• **Stated exercise**: Copy the data word for word, keeping every line.

>> Start

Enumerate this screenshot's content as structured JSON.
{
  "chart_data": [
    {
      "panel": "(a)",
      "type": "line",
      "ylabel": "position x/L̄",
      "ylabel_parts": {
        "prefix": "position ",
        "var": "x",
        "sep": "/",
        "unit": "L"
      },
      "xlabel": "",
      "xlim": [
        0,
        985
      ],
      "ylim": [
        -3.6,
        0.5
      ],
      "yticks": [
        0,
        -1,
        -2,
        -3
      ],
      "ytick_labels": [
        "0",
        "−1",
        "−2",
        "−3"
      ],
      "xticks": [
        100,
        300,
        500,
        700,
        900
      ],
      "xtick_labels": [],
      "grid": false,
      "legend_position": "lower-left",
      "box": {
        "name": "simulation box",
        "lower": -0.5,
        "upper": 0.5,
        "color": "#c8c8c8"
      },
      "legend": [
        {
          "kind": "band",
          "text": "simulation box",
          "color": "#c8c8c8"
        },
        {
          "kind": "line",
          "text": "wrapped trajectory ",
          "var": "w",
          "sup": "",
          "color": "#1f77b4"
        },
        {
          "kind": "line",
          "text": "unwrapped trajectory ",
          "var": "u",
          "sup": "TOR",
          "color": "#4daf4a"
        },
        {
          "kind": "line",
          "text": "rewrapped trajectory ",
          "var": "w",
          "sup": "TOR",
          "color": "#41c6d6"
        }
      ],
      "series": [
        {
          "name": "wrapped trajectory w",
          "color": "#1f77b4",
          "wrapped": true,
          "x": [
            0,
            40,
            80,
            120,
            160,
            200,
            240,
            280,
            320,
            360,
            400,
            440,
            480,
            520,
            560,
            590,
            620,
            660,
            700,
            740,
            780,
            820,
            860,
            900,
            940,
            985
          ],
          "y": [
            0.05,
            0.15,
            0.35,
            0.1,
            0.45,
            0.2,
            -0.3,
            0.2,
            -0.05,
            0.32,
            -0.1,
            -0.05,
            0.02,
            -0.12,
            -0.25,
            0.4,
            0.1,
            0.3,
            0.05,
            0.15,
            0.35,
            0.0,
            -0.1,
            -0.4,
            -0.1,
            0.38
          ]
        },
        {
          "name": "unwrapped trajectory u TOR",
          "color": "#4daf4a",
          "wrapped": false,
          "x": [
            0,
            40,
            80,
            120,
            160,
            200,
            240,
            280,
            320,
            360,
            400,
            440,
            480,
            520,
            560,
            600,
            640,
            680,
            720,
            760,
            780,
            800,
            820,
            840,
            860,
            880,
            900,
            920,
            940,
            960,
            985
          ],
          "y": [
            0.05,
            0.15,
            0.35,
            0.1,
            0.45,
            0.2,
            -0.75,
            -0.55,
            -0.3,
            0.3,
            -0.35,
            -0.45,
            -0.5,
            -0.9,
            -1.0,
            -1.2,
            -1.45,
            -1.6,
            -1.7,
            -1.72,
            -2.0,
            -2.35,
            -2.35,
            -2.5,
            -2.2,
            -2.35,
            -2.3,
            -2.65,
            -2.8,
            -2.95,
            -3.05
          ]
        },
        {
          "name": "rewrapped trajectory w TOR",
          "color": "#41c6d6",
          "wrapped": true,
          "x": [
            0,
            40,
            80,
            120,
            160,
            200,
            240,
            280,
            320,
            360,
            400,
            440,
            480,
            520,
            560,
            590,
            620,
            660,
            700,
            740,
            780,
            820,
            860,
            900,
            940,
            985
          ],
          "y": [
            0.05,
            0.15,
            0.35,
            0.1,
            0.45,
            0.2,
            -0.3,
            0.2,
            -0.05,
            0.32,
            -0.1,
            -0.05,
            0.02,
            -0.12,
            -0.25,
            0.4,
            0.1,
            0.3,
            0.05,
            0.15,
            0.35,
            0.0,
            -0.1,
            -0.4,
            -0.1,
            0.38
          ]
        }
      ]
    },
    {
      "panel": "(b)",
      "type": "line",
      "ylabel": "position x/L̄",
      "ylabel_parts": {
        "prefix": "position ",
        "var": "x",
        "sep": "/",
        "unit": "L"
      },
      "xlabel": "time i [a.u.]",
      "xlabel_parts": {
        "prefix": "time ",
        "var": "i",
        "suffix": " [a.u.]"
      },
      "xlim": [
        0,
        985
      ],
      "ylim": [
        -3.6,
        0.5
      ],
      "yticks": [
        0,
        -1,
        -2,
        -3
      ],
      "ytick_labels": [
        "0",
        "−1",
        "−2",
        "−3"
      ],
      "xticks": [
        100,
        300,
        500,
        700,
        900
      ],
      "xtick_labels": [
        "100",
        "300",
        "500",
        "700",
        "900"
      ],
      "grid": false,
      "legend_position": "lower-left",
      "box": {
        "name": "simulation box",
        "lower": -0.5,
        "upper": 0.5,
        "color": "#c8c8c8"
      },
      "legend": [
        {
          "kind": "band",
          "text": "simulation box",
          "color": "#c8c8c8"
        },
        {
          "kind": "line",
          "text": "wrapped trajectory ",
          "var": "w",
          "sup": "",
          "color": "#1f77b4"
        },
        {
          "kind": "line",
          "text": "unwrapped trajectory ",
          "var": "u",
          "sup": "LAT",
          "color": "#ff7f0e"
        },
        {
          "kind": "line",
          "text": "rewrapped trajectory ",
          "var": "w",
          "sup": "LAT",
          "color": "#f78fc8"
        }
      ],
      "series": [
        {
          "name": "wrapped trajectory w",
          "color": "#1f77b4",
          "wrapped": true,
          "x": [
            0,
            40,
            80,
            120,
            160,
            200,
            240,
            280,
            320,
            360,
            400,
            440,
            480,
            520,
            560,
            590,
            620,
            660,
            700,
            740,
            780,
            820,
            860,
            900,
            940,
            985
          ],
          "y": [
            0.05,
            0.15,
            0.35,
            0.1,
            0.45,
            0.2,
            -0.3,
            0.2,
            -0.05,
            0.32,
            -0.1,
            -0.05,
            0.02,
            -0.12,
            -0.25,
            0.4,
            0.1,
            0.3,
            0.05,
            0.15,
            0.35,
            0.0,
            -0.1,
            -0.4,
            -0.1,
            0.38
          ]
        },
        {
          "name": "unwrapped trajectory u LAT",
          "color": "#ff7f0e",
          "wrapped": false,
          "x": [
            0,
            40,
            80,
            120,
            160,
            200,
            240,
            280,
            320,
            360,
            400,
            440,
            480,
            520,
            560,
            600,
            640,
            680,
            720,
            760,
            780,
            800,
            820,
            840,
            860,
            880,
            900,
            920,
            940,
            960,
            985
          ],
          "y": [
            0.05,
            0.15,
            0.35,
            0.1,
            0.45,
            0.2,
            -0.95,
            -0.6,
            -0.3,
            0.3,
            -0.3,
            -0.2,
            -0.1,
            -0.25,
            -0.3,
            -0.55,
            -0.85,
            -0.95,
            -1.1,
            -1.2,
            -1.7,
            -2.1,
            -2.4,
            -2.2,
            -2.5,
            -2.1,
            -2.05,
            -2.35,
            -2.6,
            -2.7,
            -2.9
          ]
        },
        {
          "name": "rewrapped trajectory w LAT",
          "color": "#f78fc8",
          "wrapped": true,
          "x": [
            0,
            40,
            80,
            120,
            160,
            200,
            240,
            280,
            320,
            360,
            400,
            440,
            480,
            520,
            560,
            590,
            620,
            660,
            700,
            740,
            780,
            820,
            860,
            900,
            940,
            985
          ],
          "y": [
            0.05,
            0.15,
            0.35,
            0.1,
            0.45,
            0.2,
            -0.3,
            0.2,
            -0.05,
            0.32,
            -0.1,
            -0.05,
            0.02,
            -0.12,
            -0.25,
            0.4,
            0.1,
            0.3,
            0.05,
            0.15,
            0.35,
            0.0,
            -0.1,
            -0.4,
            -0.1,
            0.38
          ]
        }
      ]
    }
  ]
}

>> End

• **Task solution**:
Enumerate this screenshot's content as structured JSON.
{
  "chart_data": [
    {
      "panel": "(a)",
      "type": "line",
      "ylabel": "position x/L̄",
      "ylabel_parts": {
        "prefix": "position ",
        "var": "x",
        "sep": "/",
        "unit": "L"
      },
      "xlabel": "",
      "xlim": [
        0,
        985
      ],
      "ylim": [
        -3.6,
        0.5
      ],
      "yticks": [
        0,
        -1,
        -2,
        -3
      ],
      "ytick_labels": [
        "0",
        "−1",
        "−2",
        "−3"
      ],
      "xticks": [
        100,
        300,
        500,
        700,
        900
      ],
      "xtick_labels": [],
      "grid": false,
      "legend_position": "lower-left",
      "box": {
        "name": "simulation box",
        "lower": -0.5,
        "upper": 0.5,
        "color": "#c8c8c8"
      },
      "legend": [
        {
          "kind": "band",
          "text": "simulation box",
          "color": "#c8c8c8"
        },
        {
          "kind": "line",
          "text": "wrapped trajectory ",
          "var": "w",
          "sup": "",
          "color": "#1f77b4"
        },
        {
          "kind": "line",
          "text": "unwrapped trajectory ",
          "var": "u",
          "sup": "TOR",
          "color": "#4daf4a"
        },
        {
          "kind": "line",
          "text": "rewrapped trajectory ",
          "var": "w",
          "sup": "TOR",
          "color": "#41c6d6"
        }
      ],
      "series": [
        {
          "name": "wrapped trajectory w",
          "color": "#1f77b4",
          "wrapped": true,
          "x": [
            0,
            40,
            80,
            120,
            160,
            200,
            240,
            280,
            320,
            360,
            400,
            440,
            480,
            520,
            560,
            590,
            620,
            660,
            700,
            740,
            780,
            820,
            860,
            900,
            940,
            985
          ],
          "y": [
            0.05,
            0.15,
            0.35,
            0.1,
            0.45,
            0.2,
            -0.3,
            0.2,
            -0.05,
            0.32,
            -0.1,
            -0.05,
            0.02,
            -0.12,
            -0.25,
            0.4,
            0.1,
            0.3,
            0.05,
            0.15,
            0.35,
            0.0,
            -0.1,
            -0.4,
            -0.1,
            0.38
          ]
        },
        {
          "name": "unwrapped trajectory u TOR",
          "color": "#4daf4a",
          "wrapped": false,
          "x": [
            0,
            40,
            80,
            120,
            160,
            200,
            240,
            280,
            320,
            360,
            400,
            440,
            480,
            520,
            560,
            600,
            640,
            680,
            720,
            760,
            780,
            800,
            820,
            840,
            860,
            880,
            900,
            920,
            940,
            960,
            985
          ],
          "y": [
            0.05,
            0.15,
            0.35,
            0.1,
            0.45,
            0.2,
            -0.75,
            -0.55,
            -0.3,
            0.3,
            -0.35,
            -0.45,
            -0.5,
            -0.9,
            -1.0,
            -1.2,
            -1.45,
            -1.6,
            -1.7,
            -1.72,
            -2.0,
            -2.35,
            -2.35,
            -2.5,
            -2.2,
            -2.35,
            -2.3,
            -2.65,
            -2.8,
            -2.95,
            -3.05
          ]
        },
        {
          "name": "rewrapped trajectory w TOR",
          "color": "#41c6d6",
          "wrapped": true,
          "x": [
            0,
            40,
            80,
            120,
            160,
            200,
            240,
            280,
            320,
            360,
            400,
            440,
            480,
            520,
            560,
            590,
            620,
            660,
            700,
            740,
            780,
            820,
            860,
            900,
            940,
            985
          ],
          "y": [
            0.05,
            0.15,
            0.35,
            0.1,
            0.45,
            0.2,
            -0.3,
            0.2,
            -0.05,
            0.32,
            -0.1,
            -0.05,
            0.02,
            -0.12,
            -0.25,
            0.4,
            0.1,
            0.3,
            0.05,
            0.15,
            0.35,
            0.0,
            -0.1,
            -0.4,
            -0.1,
            0.38
          ]
        }
      ]
    },
    {
      "panel": "(b)",
      "type": "line",
      "ylabel": "position x/L̄",
      "ylabel_parts": {
        "prefix": "position ",
        "var": "x",
        "sep": "/",
        "unit": "L"
      },
      "xlabel": "time i [a.u.]",
      "xlabel_parts": {
        "prefix": "time ",
        "var": "i",
        "suffix": " [a.u.]"
      },
      "xlim": [
        0,
        985
      ],
      "ylim": [
        -3.6,
        0.5
      ],
      "yticks": [
        0,
        -1,
        -2,
        -3
      ],
      "ytick_labels": [
        "0",
        "−1",
        "−2",
        "−3"
      ],
      "xticks": [
        100,
        300,
        500,
        700,
        900
      ],
      "xtick_labels": [
        "100",
        "300",
        "500",
        "700",
        "900"
      ],
      "grid": false,
      "legend_position": "lower-left",
      "box": {
        "name": "simulation box",
        "lower": -0.5,
        "upper": 0.5,
        "color": "#c8c8c8"
      },
      "legend": [
        {
          "kind": "band",
          "text": "simulation box",
          "color": "#c8c8c8"
        },
        {
          "kind": "line",
          "text": "wrapped trajectory ",
          "var": "w",
          "sup": "",
          "color": "#1f77b4"
        },
        {
          "kind": "line",
          "text": "unwrapped trajectory ",
          "var": "u",
          "sup": "LAT",
          "color": "#ff7f0e"
        },
        {
          "kind": "line",
          "text": "rewrapped trajectory ",
          "var": "w",
          "sup": "LAT",
          "color": "#f78fc8"
        }
      ],
      "series": [
        {
          "name": "wrapped trajectory w",
          "color": "#1f77b4",
          "wrapped": true,
          "x": [
            0,
            40,
            80,
            120,
            160,
            200,
            240,
            280,
            320,
            360,
            400,
            440,
            480,
            520,
            560,
            590,
            620,
            660,
            700,
            740,
            780,
            820,
            860,
            900,
            940,
            985
          ],
          "y": [
            0.05,
            0.15,
            0.35,
            0.1,
            0.45,
            0.2,
            -0.3,
            0.2,
            -0.05,
            0.32,
            -0.1,
            -0.05,
            0.02,
            -0.12,
            -0.25,
            0.4,
            0.1,
            0.3,
            0.05,
            0.15,
            0.35,
            0.0,
            -0.1,
            -0.4,
            -0.1,
            0.38
          ]
        },
        {
          "name": "unwrapped trajectory u LAT",
          "color": "#ff7f0e",
          "wrapped": false,
          "x": [
            0,
            40,
            80,
            120,
            160,
            200,
            240,
            280,
            320,
            360,
            400,
            440,
            480,
            520,
            560,
            600,
            640,
            680,
            720,
            760,
            780,
            800,
            820,
            840,
            860,
            880,
            900,
            920,
            940,
            960,
            985
          ],
          "y": [
            0.05,
            0.15,
            0.35,
            0.1,
            0.45,
            0.2,
            -0.95,
            -0.6,
            -0.3,
            0.3,
            -0.3,
            -0.2,
            -0.1,
            -0.25,
            -0.3,
            -0.55,
            -0.85,
            -0.95,
            -1.1,
            -1.2,
            -1.7,
            -2.1,
            -2.4,
            -2.2,
            -2.5,
            -2.1,
            -2.05,
            -2.35,
            -2.6,
            -2.7,
            -2.9
          ]
        },
        {
          "name": "rewrapped trajectory w LAT",
          "color": "#f78fc8",
          "wrapped": true,
          "x": [
            0,
            40,
            80,
            120,
            160,
            200,
            240,
            280,
            320,
            360,
            400,
            440,
            480,
            520,
            560,
            590,
            620,
            660,
            700,
            740,
            780,
            820,
            860,
            900,
            940,
            985
          ],
          "y": [
            0.05,
            0.15,
            0.35,
            0.1,
            0.45,
            0.2,
            -0.3,
            0.2,
            -0.05,
            0.32,
            -0.1,
            -0.05,
            0.02,
            -0.12,
            -0.25,
            0.4,
            0.1,
            0.3,
            0.05,
            0.15,
            0.35,
            0.0,
            -0.1,
            -0.4,
            -0.1,
            0.38
          ]
        }
      ]
    }
  ]
}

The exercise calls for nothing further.